[Stored data]
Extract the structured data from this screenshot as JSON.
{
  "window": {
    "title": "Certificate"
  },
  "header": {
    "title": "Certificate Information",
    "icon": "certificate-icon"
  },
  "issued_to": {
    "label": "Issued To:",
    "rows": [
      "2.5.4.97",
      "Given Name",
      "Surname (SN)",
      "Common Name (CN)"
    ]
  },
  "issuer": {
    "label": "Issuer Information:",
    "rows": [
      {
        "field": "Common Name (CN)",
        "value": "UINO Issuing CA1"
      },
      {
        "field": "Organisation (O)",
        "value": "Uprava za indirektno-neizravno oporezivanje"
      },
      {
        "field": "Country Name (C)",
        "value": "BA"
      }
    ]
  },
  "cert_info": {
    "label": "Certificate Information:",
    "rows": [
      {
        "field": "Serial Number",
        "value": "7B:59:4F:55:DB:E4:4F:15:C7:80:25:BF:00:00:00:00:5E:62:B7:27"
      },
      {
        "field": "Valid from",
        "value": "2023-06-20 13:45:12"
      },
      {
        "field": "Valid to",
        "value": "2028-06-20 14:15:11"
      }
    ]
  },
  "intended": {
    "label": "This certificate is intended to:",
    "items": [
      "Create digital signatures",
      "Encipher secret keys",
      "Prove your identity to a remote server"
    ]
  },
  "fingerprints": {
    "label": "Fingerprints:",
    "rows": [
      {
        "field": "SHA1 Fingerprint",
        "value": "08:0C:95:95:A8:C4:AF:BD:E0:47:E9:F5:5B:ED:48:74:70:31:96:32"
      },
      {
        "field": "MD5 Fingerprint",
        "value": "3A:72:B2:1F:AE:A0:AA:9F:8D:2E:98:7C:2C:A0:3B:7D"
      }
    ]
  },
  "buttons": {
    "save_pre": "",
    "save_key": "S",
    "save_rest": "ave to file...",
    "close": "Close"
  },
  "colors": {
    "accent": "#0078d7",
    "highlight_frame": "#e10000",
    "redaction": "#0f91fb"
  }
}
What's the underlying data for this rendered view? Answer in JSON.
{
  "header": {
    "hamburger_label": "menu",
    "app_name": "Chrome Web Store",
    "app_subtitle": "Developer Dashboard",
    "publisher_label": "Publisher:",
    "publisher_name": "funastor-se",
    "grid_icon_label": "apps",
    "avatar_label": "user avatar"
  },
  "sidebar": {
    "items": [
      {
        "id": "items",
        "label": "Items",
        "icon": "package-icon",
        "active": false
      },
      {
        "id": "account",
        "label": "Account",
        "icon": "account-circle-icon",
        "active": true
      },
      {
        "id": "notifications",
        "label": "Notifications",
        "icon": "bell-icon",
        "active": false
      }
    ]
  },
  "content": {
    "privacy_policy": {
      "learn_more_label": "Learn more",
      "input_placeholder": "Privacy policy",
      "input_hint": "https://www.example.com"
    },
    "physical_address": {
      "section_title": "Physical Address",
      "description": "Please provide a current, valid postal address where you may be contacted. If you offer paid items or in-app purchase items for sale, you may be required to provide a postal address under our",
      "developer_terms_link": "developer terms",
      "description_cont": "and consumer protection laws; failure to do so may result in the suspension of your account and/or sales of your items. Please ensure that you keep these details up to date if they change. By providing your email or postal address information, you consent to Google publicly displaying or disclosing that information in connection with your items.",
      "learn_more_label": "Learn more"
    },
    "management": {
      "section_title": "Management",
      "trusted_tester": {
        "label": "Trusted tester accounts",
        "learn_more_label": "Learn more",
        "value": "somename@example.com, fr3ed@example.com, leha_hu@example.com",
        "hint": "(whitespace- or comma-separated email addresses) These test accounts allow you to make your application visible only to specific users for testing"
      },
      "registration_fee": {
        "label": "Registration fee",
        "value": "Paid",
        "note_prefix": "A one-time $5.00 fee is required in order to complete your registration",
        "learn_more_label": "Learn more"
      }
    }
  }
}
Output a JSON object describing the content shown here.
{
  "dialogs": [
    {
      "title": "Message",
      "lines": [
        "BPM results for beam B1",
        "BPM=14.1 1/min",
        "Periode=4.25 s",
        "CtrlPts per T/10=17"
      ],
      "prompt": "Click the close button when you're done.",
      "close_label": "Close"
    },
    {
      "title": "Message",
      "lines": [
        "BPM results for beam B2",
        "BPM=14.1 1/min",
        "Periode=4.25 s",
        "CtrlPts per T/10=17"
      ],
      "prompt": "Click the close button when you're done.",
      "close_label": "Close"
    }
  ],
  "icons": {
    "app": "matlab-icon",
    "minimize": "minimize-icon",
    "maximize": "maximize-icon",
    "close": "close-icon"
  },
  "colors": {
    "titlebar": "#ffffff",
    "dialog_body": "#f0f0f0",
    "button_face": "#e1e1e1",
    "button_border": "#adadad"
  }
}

> _STATED PROBLEM_:
Report how many lines of the entries hold the word "postal". Nothing else is needed.

> _COMPLETE ANSWER_:
2